**Problem:**
Reproduce the listing word for word. Skip any image.

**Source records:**
-------------------------

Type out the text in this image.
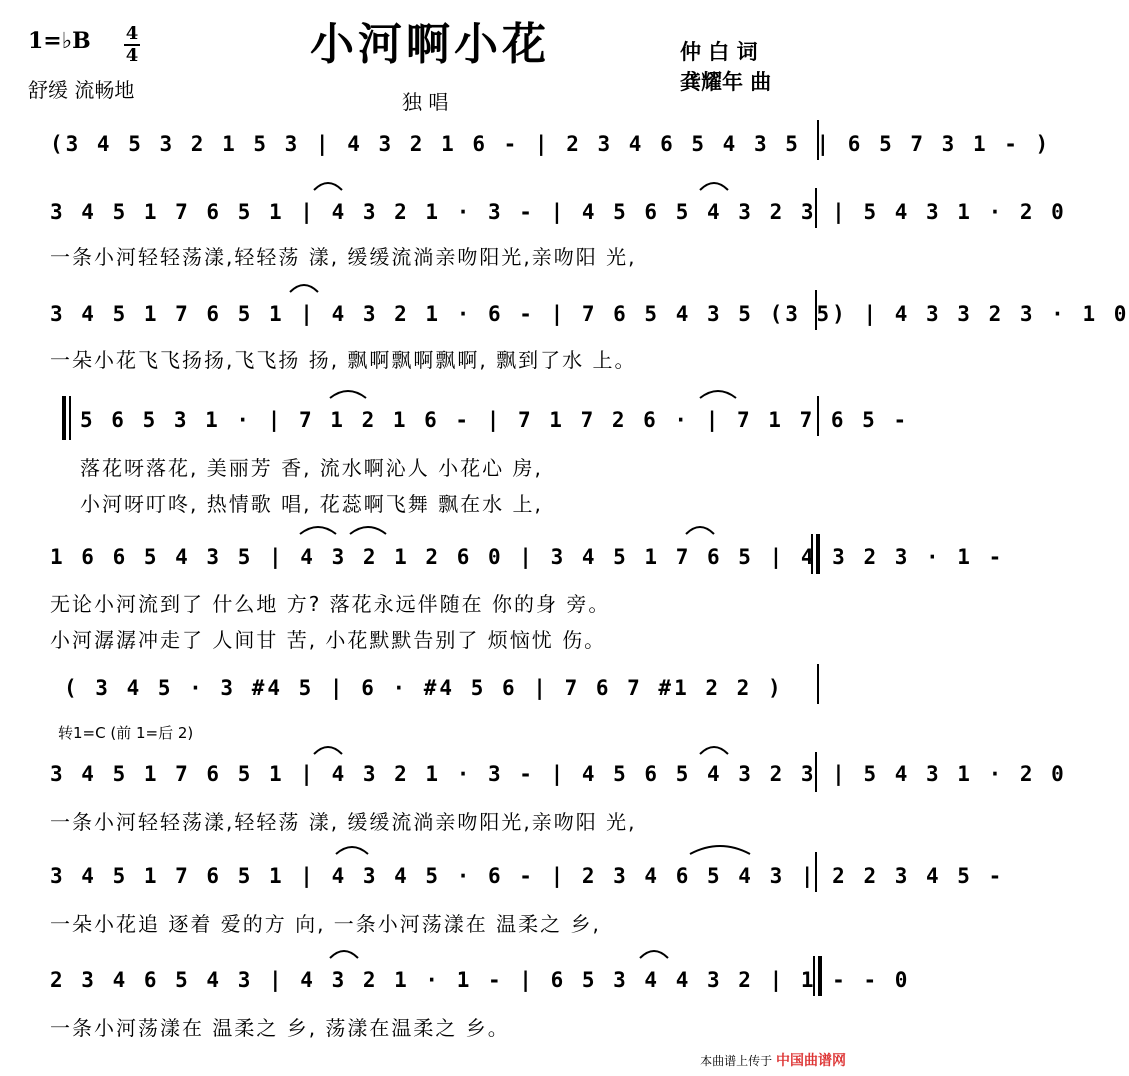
小河啊小花
1=♭B 4
4
舒缓 流畅地	独 唱
仲 白 词
龚耀年 曲
(3 4 5 3 2 1 5 3 | 4 3 2 1 6 - | 2 3 4 6 5 4 3 5 | 6 5 7 3 1 - )
3 4 5 1 7 6 5 1 | 4 3 2 1 · 3 - | 4 5 6 5 4 3 2 3 | 5 4 3 1 · 2 0
一条小河轻轻荡漾,轻轻荡 漾, 缓缓流淌亲吻阳光,亲吻阳 光,
3 4 5 1 7 6 5 1 | 4 3 2 1 · 6 - | 7 6 5 4 3 5 (3 5) | 4 3 3 2 3 · 1 0
一朵小花飞飞扬扬,飞飞扬 扬, 飘啊飘啊飘啊, 飘到了水 上。
5 6 5 3 1 · | 7 1 2 1 6 - | 7 1 7 2 6 · | 7 1 7 6 5 -
落花呀落花, 美丽芳 香, 流水啊沁人 小花心 房,
小河呀叮咚, 热情歌 唱, 花蕊啊飞舞 飘在水 上,
1 6 6 5 4 3 5 | 4 3 2 1 2 6 0 | 3 4 5 1 7 6 5 | 4 3 2 3 · 1 -
无论小河流到了 什么地 方? 落花永远伴随在 你的身 旁。
小河潺潺冲走了 人间甘 苦, 小花默默告别了 烦恼忧 伤。
( 3 4 5 · 3 #4 5 | 6 · #4 5 6 | 7 6 7 #1 2 2 )
转1=C (前 1=后 2)
3 4 5 1 7 6 5 1 | 4 3 2 1 · 3 - | 4 5 6 5 4 3 2 3 | 5 4 3 1 · 2 0
一条小河轻轻荡漾,轻轻荡 漾, 缓缓流淌亲吻阳光,亲吻阳 光,
3 4 5 1 7 6 5 1 | 4 3 4 5 · 6 - | 2 3 4 6 5 4 3 | 2 2 3 4 5 -
一朵小花追 逐着 爱的方 向, 一条小河荡漾在 温柔之 乡,
2 3 4 6 5 4 3 | 4 3 2 1 · 1 - | 6 5 3 4 4 3 2 | 1 - - 0
一条小河荡漾在 温柔之 乡, 荡漾在温柔之 乡。
本曲谱上传于 中国曲谱网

-------------------------

**Completed task:**
Type out the text in this image.
小河啊小花
1=♭B 4
4
舒缓 流畅地	独 唱
仲 白 词
龚耀年 曲
(3 4 5 3 2 1 5 3 | 4 3 2 1 6 - | 2 3 4 6 5 4 3 5 | 6 5 7 3 1 - )
3 4 5 1 7 6 5 1 | 4 3 2 1 · 3 - | 4 5 6 5 4 3 2 3 | 5 4 3 1 · 2 0
一条小河轻轻荡漾,轻轻荡 漾, 缓缓流淌亲吻阳光,亲吻阳 光,
3 4 5 1 7 6 5 1 | 4 3 2 1 · 6 - | 7 6 5 4 3 5 (3 5) | 4 3 3 2 3 · 1 0
一朵小花飞飞扬扬,飞飞扬 扬, 飘啊飘啊飘啊, 飘到了水 上。
5 6 5 3 1 · | 7 1 2 1 6 - | 7 1 7 2 6 · | 7 1 7 6 5 -
落花呀落花, 美丽芳 香, 流水啊沁人 小花心 房,
小河呀叮咚, 热情歌 唱, 花蕊啊飞舞 飘在水 上,
1 6 6 5 4 3 5 | 4 3 2 1 2 6 0 | 3 4 5 1 7 6 5 | 4 3 2 3 · 1 -
无论小河流到了 什么地 方? 落花永远伴随在 你的身 旁。
小河潺潺冲走了 人间甘 苦, 小花默默告别了 烦恼忧 伤。
( 3 4 5 · 3 #4 5 | 6 · #4 5 6 | 7 6 7 #1 2 2 )
转1=C (前 1=后 2)
3 4 5 1 7 6 5 1 | 4 3 2 1 · 3 - | 4 5 6 5 4 3 2 3 | 5 4 3 1 · 2 0
一条小河轻轻荡漾,轻轻荡 漾, 缓缓流淌亲吻阳光,亲吻阳 光,
3 4 5 1 7 6 5 1 | 4 3 4 5 · 6 - | 2 3 4 6 5 4 3 | 2 2 3 4 5 -
一朵小花追 逐着 爱的方 向, 一条小河荡漾在 温柔之 乡,
2 3 4 6 5 4 3 | 4 3 2 1 · 1 - | 6 5 3 4 4 3 2 | 1 - - 0
一条小河荡漾在 温柔之 乡, 荡漾在温柔之 乡。
本曲谱上传于 中国曲谱网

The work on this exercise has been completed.